### [Short problem]
Write out all of the entries exactly, please.

++++

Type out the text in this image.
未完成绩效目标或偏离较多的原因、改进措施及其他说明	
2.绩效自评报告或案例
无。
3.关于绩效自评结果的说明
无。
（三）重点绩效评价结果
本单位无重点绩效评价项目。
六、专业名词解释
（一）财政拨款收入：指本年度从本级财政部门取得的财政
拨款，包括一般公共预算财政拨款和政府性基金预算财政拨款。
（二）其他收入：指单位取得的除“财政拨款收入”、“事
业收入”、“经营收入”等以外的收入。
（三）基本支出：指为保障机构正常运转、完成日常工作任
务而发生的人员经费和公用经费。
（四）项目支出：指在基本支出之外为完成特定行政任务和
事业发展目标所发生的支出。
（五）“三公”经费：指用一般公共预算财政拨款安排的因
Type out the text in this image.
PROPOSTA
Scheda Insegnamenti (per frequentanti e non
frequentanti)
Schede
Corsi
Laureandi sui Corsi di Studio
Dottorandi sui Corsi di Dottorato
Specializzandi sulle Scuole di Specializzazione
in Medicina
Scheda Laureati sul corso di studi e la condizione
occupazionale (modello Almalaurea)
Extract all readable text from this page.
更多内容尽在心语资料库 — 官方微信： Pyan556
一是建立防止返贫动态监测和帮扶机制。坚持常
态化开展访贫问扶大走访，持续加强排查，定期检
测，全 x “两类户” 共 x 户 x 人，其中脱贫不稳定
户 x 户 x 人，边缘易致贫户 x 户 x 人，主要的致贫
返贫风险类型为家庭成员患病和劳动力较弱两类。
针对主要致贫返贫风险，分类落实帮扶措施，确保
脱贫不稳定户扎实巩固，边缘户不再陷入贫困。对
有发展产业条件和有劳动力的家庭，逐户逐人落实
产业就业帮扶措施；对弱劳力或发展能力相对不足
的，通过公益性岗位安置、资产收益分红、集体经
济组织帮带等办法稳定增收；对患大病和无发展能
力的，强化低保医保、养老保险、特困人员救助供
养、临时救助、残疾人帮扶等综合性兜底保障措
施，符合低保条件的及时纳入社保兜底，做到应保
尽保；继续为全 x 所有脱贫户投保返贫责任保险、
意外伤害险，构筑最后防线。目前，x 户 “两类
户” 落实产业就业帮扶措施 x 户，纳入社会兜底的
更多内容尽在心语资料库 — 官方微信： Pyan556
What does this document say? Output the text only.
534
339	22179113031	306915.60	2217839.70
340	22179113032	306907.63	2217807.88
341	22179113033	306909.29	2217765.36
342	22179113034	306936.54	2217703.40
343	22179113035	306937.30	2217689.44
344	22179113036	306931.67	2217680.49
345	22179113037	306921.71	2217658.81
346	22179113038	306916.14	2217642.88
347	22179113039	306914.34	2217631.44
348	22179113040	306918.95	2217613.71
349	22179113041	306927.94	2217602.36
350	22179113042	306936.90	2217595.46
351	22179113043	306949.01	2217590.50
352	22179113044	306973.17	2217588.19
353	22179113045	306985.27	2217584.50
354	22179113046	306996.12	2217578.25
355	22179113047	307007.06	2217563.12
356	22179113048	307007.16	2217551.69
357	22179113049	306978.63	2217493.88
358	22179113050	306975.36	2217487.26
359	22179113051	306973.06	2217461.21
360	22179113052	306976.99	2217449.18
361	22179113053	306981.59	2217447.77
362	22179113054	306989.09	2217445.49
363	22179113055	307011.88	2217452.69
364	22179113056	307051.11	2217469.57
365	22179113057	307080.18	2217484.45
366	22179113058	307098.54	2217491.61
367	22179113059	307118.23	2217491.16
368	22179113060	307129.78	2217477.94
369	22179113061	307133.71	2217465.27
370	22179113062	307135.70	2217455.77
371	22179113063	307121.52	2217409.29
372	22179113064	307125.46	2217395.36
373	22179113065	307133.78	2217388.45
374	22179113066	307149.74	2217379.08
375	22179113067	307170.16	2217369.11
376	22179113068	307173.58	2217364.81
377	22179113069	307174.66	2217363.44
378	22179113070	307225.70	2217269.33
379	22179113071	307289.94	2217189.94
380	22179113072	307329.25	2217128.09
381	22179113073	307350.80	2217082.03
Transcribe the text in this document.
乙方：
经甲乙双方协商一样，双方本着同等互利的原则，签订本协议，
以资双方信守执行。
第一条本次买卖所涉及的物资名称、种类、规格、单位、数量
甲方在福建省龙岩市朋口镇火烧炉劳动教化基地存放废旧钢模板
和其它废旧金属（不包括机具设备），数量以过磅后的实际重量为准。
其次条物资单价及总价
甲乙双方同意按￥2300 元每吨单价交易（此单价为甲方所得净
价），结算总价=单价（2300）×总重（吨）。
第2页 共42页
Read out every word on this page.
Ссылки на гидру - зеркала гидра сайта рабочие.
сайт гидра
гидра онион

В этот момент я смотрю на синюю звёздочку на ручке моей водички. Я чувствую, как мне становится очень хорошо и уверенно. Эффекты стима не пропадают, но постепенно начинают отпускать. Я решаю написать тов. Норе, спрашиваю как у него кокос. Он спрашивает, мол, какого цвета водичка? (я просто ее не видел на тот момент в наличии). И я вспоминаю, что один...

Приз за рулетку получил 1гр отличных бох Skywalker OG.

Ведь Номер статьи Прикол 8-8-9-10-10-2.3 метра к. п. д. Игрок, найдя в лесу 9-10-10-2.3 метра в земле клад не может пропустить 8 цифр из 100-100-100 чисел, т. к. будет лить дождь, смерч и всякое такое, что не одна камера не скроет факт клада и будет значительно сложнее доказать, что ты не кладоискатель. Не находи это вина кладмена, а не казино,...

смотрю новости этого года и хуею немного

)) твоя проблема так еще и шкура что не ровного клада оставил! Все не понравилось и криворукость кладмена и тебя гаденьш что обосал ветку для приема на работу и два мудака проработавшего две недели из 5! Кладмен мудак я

++++

### [Exercise solution]
Type out the text in this image.
未完成绩效目标或偏离较多的原因、改进措施及其他说明	
2.绩效自评报告或案例
无。
3.关于绩效自评结果的说明
无。
（三）重点绩效评价结果
本单位无重点绩效评价项目。
六、专业名词解释
（一）财政拨款收入：指本年度从本级财政部门取得的财政
拨款，包括一般公共预算财政拨款和政府性基金预算财政拨款。
（二）其他收入：指单位取得的除“财政拨款收入”、“事
业收入”、“经营收入”等以外的收入。
（三）基本支出：指为保障机构正常运转、完成日常工作任
务而发生的人员经费和公用经费。
（四）项目支出：指在基本支出之外为完成特定行政任务和
事业发展目标所发生的支出。
（五）“三公”经费：指用一般公共预算财政拨款安排的因
Type out the text in this image.
PROPOSTA
Scheda Insegnamenti (per frequentanti e non
frequentanti)
Schede
Corsi
Laureandi sui Corsi di Studio
Dottorandi sui Corsi di Dottorato
Specializzandi sulle Scuole di Specializzazione
in Medicina
Scheda Laureati sul corso di studi e la condizione
occupazionale (modello Almalaurea)
Extract all readable text from this page.
更多内容尽在心语资料库 — 官方微信： Pyan556
一是建立防止返贫动态监测和帮扶机制。坚持常
态化开展访贫问扶大走访，持续加强排查，定期检
测，全 x “两类户” 共 x 户 x 人，其中脱贫不稳定
户 x 户 x 人，边缘易致贫户 x 户 x 人，主要的致贫
返贫风险类型为家庭成员患病和劳动力较弱两类。
针对主要致贫返贫风险，分类落实帮扶措施，确保
脱贫不稳定户扎实巩固，边缘户不再陷入贫困。对
有发展产业条件和有劳动力的家庭，逐户逐人落实
产业就业帮扶措施；对弱劳力或发展能力相对不足
的，通过公益性岗位安置、资产收益分红、集体经
济组织帮带等办法稳定增收；对患大病和无发展能
力的，强化低保医保、养老保险、特困人员救助供
养、临时救助、残疾人帮扶等综合性兜底保障措
施，符合低保条件的及时纳入社保兜底，做到应保
尽保；继续为全 x 所有脱贫户投保返贫责任保险、
意外伤害险，构筑最后防线。目前，x 户 “两类
户” 落实产业就业帮扶措施 x 户，纳入社会兜底的
更多内容尽在心语资料库 — 官方微信： Pyan556
What does this document say? Output the text only.
534
339	22179113031	306915.60	2217839.70
340	22179113032	306907.63	2217807.88
341	22179113033	306909.29	2217765.36
342	22179113034	306936.54	2217703.40
343	22179113035	306937.30	2217689.44
344	22179113036	306931.67	2217680.49
345	22179113037	306921.71	2217658.81
346	22179113038	306916.14	2217642.88
347	22179113039	306914.34	2217631.44
348	22179113040	306918.95	2217613.71
349	22179113041	306927.94	2217602.36
350	22179113042	306936.90	2217595.46
351	22179113043	306949.01	2217590.50
352	22179113044	306973.17	2217588.19
353	22179113045	306985.27	2217584.50
354	22179113046	306996.12	2217578.25
355	22179113047	307007.06	2217563.12
356	22179113048	307007.16	2217551.69
357	22179113049	306978.63	2217493.88
358	22179113050	306975.36	2217487.26
359	22179113051	306973.06	2217461.21
360	22179113052	306976.99	2217449.18
361	22179113053	306981.59	2217447.77
362	22179113054	306989.09	2217445.49
363	22179113055	307011.88	2217452.69
364	22179113056	307051.11	2217469.57
365	22179113057	307080.18	2217484.45
366	22179113058	307098.54	2217491.61
367	22179113059	307118.23	2217491.16
368	22179113060	307129.78	2217477.94
369	22179113061	307133.71	2217465.27
370	22179113062	307135.70	2217455.77
371	22179113063	307121.52	2217409.29
372	22179113064	307125.46	2217395.36
373	22179113065	307133.78	2217388.45
374	22179113066	307149.74	2217379.08
375	22179113067	307170.16	2217369.11
376	22179113068	307173.58	2217364.81
377	22179113069	307174.66	2217363.44
378	22179113070	307225.70	2217269.33
379	22179113071	307289.94	2217189.94
380	22179113072	307329.25	2217128.09
381	22179113073	307350.80	2217082.03
Transcribe the text in this document.
乙方：
经甲乙双方协商一样，双方本着同等互利的原则，签订本协议，
以资双方信守执行。
第一条本次买卖所涉及的物资名称、种类、规格、单位、数量
甲方在福建省龙岩市朋口镇火烧炉劳动教化基地存放废旧钢模板
和其它废旧金属（不包括机具设备），数量以过磅后的实际重量为准。
其次条物资单价及总价
甲乙双方同意按￥2300 元每吨单价交易（此单价为甲方所得净
价），结算总价=单价（2300）×总重（吨）。
第2页 共42页
Read out every word on this page.
Ссылки на гидру - зеркала гидра сайта рабочие.
сайт гидра
гидра онион

В этот момент я смотрю на синюю звёздочку на ручке моей водички. Я чувствую, как мне становится очень хорошо и уверенно. Эффекты стима не пропадают, но постепенно начинают отпускать. Я решаю написать тов. Норе, спрашиваю как у него кокос. Он спрашивает, мол, какого цвета водичка? (я просто ее не видел на тот момент в наличии). И я вспоминаю, что один...

Приз за рулетку получил 1гр отличных бох Skywalker OG.

Ведь Номер статьи Прикол 8-8-9-10-10-2.3 метра к. п. д. Игрок, найдя в лесу 9-10-10-2.3 метра в земле клад не может пропустить 8 цифр из 100-100-100 чисел, т. к. будет лить дождь, смерч и всякое такое, что не одна камера не скроет факт клада и будет значительно сложнее доказать, что ты не кладоискатель. Не находи это вина кладмена, а не казино,...

смотрю новости этого года и хуею немного

)) твоя проблема так еще и шкура что не ровного клада оставил! Все не понравилось и криворукость кладмена и тебя гаденьш что обосал ветку для приема на работу и два мудака проработавшего две недели из 5! Кладмен мудак я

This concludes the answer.